**SHORT EXERCISE**. Report how many lines include the word "JSON", and nothing besides that number.

**DATASET RECORDS**.
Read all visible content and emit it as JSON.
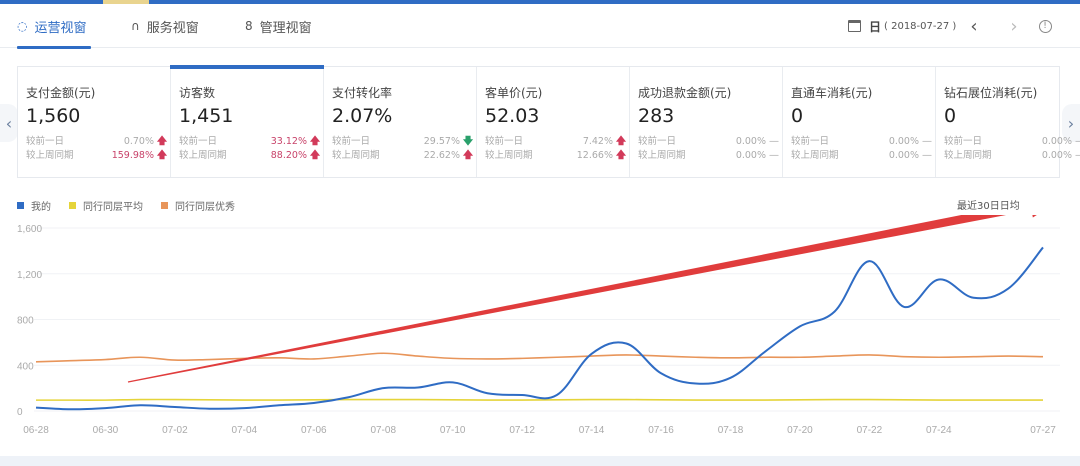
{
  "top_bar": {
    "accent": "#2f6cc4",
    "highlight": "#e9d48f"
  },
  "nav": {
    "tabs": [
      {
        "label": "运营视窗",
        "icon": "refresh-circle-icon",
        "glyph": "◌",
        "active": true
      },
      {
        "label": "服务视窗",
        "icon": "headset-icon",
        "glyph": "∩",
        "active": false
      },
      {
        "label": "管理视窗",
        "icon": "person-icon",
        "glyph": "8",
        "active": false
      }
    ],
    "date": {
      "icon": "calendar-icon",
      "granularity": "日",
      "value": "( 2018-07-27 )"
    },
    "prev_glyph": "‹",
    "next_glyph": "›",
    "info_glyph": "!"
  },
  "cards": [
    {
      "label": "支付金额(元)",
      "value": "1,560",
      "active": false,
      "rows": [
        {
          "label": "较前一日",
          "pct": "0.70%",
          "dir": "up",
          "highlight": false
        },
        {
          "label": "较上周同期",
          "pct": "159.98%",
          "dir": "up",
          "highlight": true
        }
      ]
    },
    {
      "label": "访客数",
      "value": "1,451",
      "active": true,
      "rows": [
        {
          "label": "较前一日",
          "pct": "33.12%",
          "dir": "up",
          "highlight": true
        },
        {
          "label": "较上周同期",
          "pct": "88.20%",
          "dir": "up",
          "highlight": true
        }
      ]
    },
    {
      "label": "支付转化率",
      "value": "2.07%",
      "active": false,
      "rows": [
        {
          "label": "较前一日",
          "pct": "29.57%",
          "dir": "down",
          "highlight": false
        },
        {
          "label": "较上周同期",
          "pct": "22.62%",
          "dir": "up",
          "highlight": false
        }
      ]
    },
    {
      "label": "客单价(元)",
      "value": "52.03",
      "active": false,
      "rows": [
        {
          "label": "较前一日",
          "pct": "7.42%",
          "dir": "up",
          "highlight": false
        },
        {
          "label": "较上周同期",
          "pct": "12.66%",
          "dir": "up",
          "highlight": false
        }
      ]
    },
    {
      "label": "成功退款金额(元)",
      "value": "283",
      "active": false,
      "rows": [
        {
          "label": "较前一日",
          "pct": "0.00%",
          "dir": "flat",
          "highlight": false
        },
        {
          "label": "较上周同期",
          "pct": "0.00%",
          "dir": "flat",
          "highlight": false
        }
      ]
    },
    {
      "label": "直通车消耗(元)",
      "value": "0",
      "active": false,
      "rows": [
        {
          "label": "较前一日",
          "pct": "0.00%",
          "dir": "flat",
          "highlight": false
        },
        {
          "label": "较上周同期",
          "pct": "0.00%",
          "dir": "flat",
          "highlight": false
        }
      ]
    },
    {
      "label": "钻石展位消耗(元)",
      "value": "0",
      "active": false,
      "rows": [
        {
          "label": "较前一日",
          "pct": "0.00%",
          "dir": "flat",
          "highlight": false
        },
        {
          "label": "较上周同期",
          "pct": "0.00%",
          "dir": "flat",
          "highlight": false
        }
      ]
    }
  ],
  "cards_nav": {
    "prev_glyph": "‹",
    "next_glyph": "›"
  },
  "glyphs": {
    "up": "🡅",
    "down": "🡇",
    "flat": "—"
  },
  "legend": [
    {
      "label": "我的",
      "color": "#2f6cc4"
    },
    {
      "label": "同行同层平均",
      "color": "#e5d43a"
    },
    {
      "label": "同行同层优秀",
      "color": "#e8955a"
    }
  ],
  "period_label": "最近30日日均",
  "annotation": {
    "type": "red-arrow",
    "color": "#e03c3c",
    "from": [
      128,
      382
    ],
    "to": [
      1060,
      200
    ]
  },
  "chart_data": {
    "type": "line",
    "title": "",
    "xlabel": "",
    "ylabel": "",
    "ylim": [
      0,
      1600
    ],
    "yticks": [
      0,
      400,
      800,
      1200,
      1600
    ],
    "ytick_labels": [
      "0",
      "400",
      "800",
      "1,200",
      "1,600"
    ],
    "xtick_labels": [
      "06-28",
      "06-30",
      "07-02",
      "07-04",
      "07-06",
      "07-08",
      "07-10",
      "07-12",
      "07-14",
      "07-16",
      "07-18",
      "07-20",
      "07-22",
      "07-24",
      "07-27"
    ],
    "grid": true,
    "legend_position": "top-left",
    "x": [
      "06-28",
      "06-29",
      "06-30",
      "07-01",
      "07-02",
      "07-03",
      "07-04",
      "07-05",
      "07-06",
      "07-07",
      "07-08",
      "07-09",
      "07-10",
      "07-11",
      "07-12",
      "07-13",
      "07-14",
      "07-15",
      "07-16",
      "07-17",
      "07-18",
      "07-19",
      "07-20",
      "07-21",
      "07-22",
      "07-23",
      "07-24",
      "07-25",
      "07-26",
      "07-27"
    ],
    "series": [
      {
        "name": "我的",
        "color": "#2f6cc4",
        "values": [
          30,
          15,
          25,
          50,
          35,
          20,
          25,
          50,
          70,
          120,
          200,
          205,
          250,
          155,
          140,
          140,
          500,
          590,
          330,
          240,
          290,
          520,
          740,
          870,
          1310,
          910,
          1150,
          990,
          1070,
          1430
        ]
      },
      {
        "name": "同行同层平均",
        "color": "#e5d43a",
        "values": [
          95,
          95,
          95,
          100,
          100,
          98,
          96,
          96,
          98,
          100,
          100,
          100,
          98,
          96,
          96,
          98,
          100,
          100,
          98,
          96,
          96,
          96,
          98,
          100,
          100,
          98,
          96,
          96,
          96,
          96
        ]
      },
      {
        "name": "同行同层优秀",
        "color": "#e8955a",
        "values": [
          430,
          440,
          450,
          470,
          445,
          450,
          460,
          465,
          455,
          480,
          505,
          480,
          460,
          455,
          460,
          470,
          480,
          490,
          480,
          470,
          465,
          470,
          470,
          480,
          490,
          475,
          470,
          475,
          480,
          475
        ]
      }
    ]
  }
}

* * *

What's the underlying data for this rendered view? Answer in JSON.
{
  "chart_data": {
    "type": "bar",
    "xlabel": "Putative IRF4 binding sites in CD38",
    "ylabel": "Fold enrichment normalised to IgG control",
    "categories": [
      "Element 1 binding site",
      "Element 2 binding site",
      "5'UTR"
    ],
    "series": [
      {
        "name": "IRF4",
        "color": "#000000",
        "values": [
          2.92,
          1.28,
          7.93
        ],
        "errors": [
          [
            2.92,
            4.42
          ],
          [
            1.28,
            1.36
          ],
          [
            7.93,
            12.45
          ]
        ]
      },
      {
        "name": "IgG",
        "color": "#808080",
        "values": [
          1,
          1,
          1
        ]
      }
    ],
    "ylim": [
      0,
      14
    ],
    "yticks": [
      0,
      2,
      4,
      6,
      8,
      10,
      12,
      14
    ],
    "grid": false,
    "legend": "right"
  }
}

**FINAL RESULT**. 2